■ **ITEMS**
::::

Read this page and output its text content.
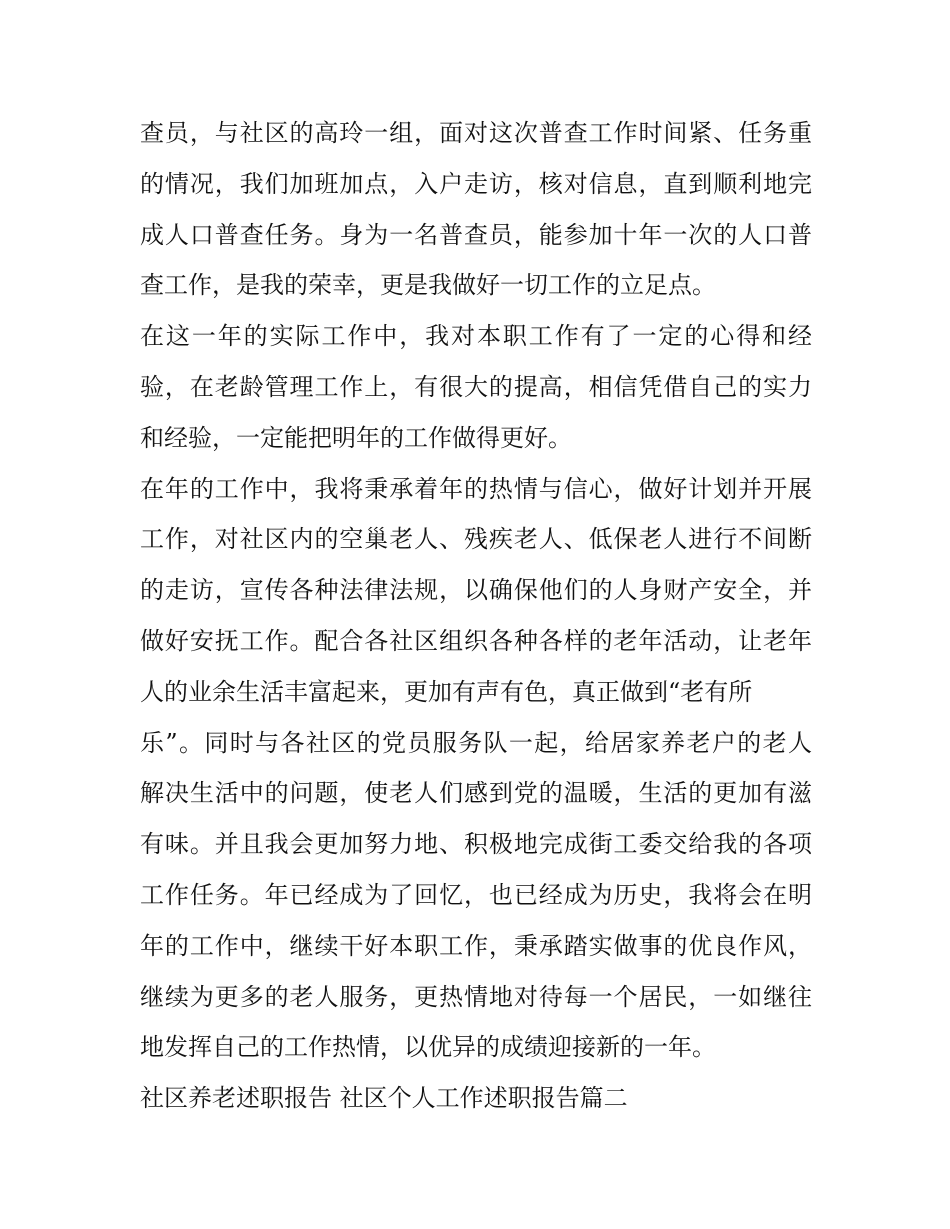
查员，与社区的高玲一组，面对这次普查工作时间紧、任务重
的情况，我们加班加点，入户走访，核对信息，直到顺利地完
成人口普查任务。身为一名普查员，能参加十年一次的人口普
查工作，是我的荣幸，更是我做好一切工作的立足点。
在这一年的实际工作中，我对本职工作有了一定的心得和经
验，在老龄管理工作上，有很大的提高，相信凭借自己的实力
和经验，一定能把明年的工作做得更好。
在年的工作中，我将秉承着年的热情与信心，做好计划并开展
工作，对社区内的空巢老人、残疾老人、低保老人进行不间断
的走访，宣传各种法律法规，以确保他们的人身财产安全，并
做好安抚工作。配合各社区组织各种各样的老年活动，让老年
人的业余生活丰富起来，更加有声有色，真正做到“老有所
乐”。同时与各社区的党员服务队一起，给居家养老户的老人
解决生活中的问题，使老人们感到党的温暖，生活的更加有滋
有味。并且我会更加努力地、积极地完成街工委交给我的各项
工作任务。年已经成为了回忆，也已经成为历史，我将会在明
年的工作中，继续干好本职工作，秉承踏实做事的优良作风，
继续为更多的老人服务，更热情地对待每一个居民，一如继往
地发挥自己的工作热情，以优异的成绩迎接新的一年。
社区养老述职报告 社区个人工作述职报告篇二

::::

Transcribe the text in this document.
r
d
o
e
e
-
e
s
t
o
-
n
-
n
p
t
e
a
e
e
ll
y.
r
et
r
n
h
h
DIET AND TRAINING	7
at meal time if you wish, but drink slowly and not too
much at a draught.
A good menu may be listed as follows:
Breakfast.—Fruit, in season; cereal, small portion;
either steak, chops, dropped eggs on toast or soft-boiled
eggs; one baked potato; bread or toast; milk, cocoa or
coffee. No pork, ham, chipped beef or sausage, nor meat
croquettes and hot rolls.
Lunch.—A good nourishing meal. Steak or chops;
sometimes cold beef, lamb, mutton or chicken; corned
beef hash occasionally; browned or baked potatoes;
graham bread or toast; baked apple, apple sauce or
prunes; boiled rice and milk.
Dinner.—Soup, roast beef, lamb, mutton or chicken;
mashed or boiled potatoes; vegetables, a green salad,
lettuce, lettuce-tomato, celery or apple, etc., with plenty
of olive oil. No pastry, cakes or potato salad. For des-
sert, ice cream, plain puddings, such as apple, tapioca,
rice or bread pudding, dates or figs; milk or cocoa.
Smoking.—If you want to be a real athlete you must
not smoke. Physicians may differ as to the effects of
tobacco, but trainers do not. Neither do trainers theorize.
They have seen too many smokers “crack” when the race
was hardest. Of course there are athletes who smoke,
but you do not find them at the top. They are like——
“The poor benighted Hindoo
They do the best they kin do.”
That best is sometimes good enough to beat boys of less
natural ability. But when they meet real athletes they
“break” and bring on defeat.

::::

■ **WHAT TO WORK ON**
State the number of lines holding the word "cocoa" in the listing. Add nothing else.

■ **SOLVED PROBLEM**
2